==== Data ====

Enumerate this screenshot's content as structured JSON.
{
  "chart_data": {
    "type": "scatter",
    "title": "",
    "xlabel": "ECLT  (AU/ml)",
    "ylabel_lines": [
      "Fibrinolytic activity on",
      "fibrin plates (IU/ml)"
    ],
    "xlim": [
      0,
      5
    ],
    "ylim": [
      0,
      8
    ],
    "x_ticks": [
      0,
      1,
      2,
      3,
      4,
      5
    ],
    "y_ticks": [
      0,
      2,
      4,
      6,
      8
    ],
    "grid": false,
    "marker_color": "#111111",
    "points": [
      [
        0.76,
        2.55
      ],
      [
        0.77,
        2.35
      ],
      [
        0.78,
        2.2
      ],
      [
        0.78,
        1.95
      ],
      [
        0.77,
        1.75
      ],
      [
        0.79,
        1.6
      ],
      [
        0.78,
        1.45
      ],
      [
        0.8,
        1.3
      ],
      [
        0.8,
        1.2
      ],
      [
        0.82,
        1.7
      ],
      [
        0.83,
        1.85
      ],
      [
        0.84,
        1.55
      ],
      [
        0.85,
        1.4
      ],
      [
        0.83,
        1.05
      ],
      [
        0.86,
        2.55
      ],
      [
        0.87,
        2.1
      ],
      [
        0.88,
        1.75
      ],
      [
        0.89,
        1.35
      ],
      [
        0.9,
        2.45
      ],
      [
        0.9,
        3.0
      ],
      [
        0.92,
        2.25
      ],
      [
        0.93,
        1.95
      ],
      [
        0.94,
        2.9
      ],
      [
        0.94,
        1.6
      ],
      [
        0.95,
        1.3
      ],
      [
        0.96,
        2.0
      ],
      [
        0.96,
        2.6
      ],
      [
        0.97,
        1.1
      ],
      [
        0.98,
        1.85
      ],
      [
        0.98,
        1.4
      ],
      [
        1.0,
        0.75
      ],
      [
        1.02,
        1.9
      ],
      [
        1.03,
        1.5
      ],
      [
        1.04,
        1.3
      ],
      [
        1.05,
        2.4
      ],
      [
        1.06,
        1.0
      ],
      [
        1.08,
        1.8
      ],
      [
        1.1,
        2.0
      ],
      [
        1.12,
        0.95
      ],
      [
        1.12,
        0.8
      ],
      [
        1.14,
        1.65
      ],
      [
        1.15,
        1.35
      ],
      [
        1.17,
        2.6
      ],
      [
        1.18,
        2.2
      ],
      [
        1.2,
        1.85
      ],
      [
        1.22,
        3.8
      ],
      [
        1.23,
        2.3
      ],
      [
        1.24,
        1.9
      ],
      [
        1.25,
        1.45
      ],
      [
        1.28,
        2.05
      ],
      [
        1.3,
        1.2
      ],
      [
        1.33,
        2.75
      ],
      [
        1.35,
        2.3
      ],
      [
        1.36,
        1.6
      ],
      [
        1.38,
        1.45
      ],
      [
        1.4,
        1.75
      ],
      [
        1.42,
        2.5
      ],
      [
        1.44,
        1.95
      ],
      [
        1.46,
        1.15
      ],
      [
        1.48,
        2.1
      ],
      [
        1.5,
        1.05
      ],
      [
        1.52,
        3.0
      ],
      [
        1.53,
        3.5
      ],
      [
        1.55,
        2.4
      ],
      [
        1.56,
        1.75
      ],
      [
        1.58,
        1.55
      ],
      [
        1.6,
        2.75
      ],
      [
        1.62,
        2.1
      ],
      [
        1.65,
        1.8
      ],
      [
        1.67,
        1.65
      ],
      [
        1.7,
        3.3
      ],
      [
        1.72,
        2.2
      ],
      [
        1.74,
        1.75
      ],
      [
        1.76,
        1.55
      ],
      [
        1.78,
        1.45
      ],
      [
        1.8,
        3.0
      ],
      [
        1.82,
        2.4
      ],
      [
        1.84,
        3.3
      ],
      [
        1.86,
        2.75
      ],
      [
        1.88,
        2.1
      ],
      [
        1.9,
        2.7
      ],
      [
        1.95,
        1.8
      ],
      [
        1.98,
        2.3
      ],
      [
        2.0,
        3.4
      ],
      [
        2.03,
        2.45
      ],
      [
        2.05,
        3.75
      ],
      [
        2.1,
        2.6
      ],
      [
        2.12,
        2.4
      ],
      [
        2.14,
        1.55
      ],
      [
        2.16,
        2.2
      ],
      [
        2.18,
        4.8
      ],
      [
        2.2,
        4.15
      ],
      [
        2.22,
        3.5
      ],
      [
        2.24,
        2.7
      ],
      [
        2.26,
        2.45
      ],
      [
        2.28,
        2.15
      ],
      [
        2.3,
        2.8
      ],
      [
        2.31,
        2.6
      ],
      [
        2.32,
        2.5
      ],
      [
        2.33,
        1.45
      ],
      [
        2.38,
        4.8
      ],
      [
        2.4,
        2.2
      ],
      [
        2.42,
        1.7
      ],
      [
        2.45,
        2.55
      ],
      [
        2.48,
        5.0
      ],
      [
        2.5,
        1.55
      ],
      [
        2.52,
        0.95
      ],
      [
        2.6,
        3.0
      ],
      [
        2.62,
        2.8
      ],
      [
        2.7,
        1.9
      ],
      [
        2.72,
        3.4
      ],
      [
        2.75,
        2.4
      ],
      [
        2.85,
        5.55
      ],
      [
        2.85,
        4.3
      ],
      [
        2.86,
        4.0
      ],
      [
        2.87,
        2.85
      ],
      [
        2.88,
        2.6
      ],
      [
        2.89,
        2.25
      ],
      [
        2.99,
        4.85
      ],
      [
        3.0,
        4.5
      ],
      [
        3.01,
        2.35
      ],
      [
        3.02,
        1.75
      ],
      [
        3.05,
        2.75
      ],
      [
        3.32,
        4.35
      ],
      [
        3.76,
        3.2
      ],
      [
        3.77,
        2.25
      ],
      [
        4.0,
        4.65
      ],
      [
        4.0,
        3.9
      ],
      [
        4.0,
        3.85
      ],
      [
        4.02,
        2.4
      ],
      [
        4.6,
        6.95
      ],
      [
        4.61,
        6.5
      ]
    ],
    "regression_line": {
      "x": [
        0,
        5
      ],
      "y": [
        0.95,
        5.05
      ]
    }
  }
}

====

**Task to carry out**
Return the material in full, exactly as shown.

**Answer to the exercise**
Enumerate this screenshot's content as structured JSON.
{
  "chart_data": {
    "type": "scatter",
    "title": "",
    "xlabel": "ECLT  (AU/ml)",
    "ylabel_lines": [
      "Fibrinolytic activity on",
      "fibrin plates (IU/ml)"
    ],
    "xlim": [
      0,
      5
    ],
    "ylim": [
      0,
      8
    ],
    "x_ticks": [
      0,
      1,
      2,
      3,
      4,
      5
    ],
    "y_ticks": [
      0,
      2,
      4,
      6,
      8
    ],
    "grid": false,
    "marker_color": "#111111",
    "points": [
      [
        0.76,
        2.55
      ],
      [
        0.77,
        2.35
      ],
      [
        0.78,
        2.2
      ],
      [
        0.78,
        1.95
      ],
      [
        0.77,
        1.75
      ],
      [
        0.79,
        1.6
      ],
      [
        0.78,
        1.45
      ],
      [
        0.8,
        1.3
      ],
      [
        0.8,
        1.2
      ],
      [
        0.82,
        1.7
      ],
      [
        0.83,
        1.85
      ],
      [
        0.84,
        1.55
      ],
      [
        0.85,
        1.4
      ],
      [
        0.83,
        1.05
      ],
      [
        0.86,
        2.55
      ],
      [
        0.87,
        2.1
      ],
      [
        0.88,
        1.75
      ],
      [
        0.89,
        1.35
      ],
      [
        0.9,
        2.45
      ],
      [
        0.9,
        3.0
      ],
      [
        0.92,
        2.25
      ],
      [
        0.93,
        1.95
      ],
      [
        0.94,
        2.9
      ],
      [
        0.94,
        1.6
      ],
      [
        0.95,
        1.3
      ],
      [
        0.96,
        2.0
      ],
      [
        0.96,
        2.6
      ],
      [
        0.97,
        1.1
      ],
      [
        0.98,
        1.85
      ],
      [
        0.98,
        1.4
      ],
      [
        1.0,
        0.75
      ],
      [
        1.02,
        1.9
      ],
      [
        1.03,
        1.5
      ],
      [
        1.04,
        1.3
      ],
      [
        1.05,
        2.4
      ],
      [
        1.06,
        1.0
      ],
      [
        1.08,
        1.8
      ],
      [
        1.1,
        2.0
      ],
      [
        1.12,
        0.95
      ],
      [
        1.12,
        0.8
      ],
      [
        1.14,
        1.65
      ],
      [
        1.15,
        1.35
      ],
      [
        1.17,
        2.6
      ],
      [
        1.18,
        2.2
      ],
      [
        1.2,
        1.85
      ],
      [
        1.22,
        3.8
      ],
      [
        1.23,
        2.3
      ],
      [
        1.24,
        1.9
      ],
      [
        1.25,
        1.45
      ],
      [
        1.28,
        2.05
      ],
      [
        1.3,
        1.2
      ],
      [
        1.33,
        2.75
      ],
      [
        1.35,
        2.3
      ],
      [
        1.36,
        1.6
      ],
      [
        1.38,
        1.45
      ],
      [
        1.4,
        1.75
      ],
      [
        1.42,
        2.5
      ],
      [
        1.44,
        1.95
      ],
      [
        1.46,
        1.15
      ],
      [
        1.48,
        2.1
      ],
      [
        1.5,
        1.05
      ],
      [
        1.52,
        3.0
      ],
      [
        1.53,
        3.5
      ],
      [
        1.55,
        2.4
      ],
      [
        1.56,
        1.75
      ],
      [
        1.58,
        1.55
      ],
      [
        1.6,
        2.75
      ],
      [
        1.62,
        2.1
      ],
      [
        1.65,
        1.8
      ],
      [
        1.67,
        1.65
      ],
      [
        1.7,
        3.3
      ],
      [
        1.72,
        2.2
      ],
      [
        1.74,
        1.75
      ],
      [
        1.76,
        1.55
      ],
      [
        1.78,
        1.45
      ],
      [
        1.8,
        3.0
      ],
      [
        1.82,
        2.4
      ],
      [
        1.84,
        3.3
      ],
      [
        1.86,
        2.75
      ],
      [
        1.88,
        2.1
      ],
      [
        1.9,
        2.7
      ],
      [
        1.95,
        1.8
      ],
      [
        1.98,
        2.3
      ],
      [
        2.0,
        3.4
      ],
      [
        2.03,
        2.45
      ],
      [
        2.05,
        3.75
      ],
      [
        2.1,
        2.6
      ],
      [
        2.12,
        2.4
      ],
      [
        2.14,
        1.55
      ],
      [
        2.16,
        2.2
      ],
      [
        2.18,
        4.8
      ],
      [
        2.2,
        4.15
      ],
      [
        2.22,
        3.5
      ],
      [
        2.24,
        2.7
      ],
      [
        2.26,
        2.45
      ],
      [
        2.28,
        2.15
      ],
      [
        2.3,
        2.8
      ],
      [
        2.31,
        2.6
      ],
      [
        2.32,
        2.5
      ],
      [
        2.33,
        1.45
      ],
      [
        2.38,
        4.8
      ],
      [
        2.4,
        2.2
      ],
      [
        2.42,
        1.7
      ],
      [
        2.45,
        2.55
      ],
      [
        2.48,
        5.0
      ],
      [
        2.5,
        1.55
      ],
      [
        2.52,
        0.95
      ],
      [
        2.6,
        3.0
      ],
      [
        2.62,
        2.8
      ],
      [
        2.7,
        1.9
      ],
      [
        2.72,
        3.4
      ],
      [
        2.75,
        2.4
      ],
      [
        2.85,
        5.55
      ],
      [
        2.85,
        4.3
      ],
      [
        2.86,
        4.0
      ],
      [
        2.87,
        2.85
      ],
      [
        2.88,
        2.6
      ],
      [
        2.89,
        2.25
      ],
      [
        2.99,
        4.85
      ],
      [
        3.0,
        4.5
      ],
      [
        3.01,
        2.35
      ],
      [
        3.02,
        1.75
      ],
      [
        3.05,
        2.75
      ],
      [
        3.32,
        4.35
      ],
      [
        3.76,
        3.2
      ],
      [
        3.77,
        2.25
      ],
      [
        4.0,
        4.65
      ],
      [
        4.0,
        3.9
      ],
      [
        4.0,
        3.85
      ],
      [
        4.02,
        2.4
      ],
      [
        4.6,
        6.95
      ],
      [
        4.61,
        6.5
      ]
    ],
    "regression_line": {
      "x": [
        0,
        5
      ],
      "y": [
        0.95,
        5.05
      ]
    }
  }
}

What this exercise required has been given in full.